■ **What you are asked to do**:
Would you extract the whole listing below and retype it exactly?
>>>
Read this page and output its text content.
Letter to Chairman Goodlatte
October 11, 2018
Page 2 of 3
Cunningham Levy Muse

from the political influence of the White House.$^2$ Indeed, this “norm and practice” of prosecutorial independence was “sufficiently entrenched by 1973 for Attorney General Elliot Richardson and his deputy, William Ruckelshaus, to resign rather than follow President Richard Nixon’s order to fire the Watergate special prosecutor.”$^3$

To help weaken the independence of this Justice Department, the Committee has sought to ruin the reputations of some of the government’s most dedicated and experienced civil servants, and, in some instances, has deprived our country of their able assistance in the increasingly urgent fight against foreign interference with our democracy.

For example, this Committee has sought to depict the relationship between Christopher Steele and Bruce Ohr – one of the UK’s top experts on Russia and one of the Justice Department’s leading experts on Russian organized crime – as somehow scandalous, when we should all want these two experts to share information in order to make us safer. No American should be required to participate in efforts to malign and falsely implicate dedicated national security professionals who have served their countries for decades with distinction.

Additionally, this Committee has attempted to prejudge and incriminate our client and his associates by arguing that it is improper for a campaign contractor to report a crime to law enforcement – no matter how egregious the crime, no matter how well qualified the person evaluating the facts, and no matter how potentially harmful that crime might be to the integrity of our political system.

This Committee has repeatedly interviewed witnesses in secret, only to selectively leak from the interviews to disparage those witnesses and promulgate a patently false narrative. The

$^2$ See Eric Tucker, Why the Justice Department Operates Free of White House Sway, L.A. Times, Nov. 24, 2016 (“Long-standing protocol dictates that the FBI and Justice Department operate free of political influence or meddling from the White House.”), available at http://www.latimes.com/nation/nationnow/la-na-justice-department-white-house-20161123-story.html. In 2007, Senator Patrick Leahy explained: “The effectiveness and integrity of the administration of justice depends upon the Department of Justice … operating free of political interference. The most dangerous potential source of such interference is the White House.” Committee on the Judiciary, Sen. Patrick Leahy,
<<<
■ **Answer for the task**:
Read this page and output its text content.
Letter to Chairman Goodlatte
October 11, 2018
Page 2 of 3
Cunningham Levy Muse

from the political influence of the White House.$^2$ Indeed, this “norm and practice” of prosecutorial independence was “sufficiently entrenched by 1973 for Attorney General Elliot Richardson and his deputy, William Ruckelshaus, to resign rather than follow President Richard Nixon’s order to fire the Watergate special prosecutor.”$^3$

To help weaken the independence of this Justice Department, the Committee has sought to ruin the reputations of some of the government’s most dedicated and experienced civil servants, and, in some instances, has deprived our country of their able assistance in the increasingly urgent fight against foreign interference with our democracy.

For example, this Committee has sought to depict the relationship between Christopher Steele and Bruce Ohr – one of the UK’s top experts on Russia and one of the Justice Department’s leading experts on Russian organized crime – as somehow scandalous, when we should all want these two experts to share information in order to make us safer. No American should be required to participate in efforts to malign and falsely implicate dedicated national security professionals who have served their countries for decades with distinction.

Additionally, this Committee has attempted to prejudge and incriminate our client and his associates by arguing that it is improper for a campaign contractor to report a crime to law enforcement – no matter how egregious the crime, no matter how well qualified the person evaluating the facts, and no matter how potentially harmful that crime might be to the integrity of our political system.

This Committee has repeatedly interviewed witnesses in secret, only to selectively leak from the interviews to disparage those witnesses and promulgate a patently false narrative. The

$^2$ See Eric Tucker, Why the Justice Department Operates Free of White House Sway, L.A. Times, Nov. 24, 2016 (“Long-standing protocol dictates that the FBI and Justice Department operate free of political influence or meddling from the White House.”), available at http://www.latimes.com/nation/nationnow/la-na-justice-department-white-house-20161123-story.html. In 2007, Senator Patrick Leahy explained: “The effectiveness and integrity of the administration of justice depends upon the Department of Justice … operating free of political interference. The most dangerous potential source of such interference is the White House.” Committee on the Judiciary, Sen. Patrick Leahy,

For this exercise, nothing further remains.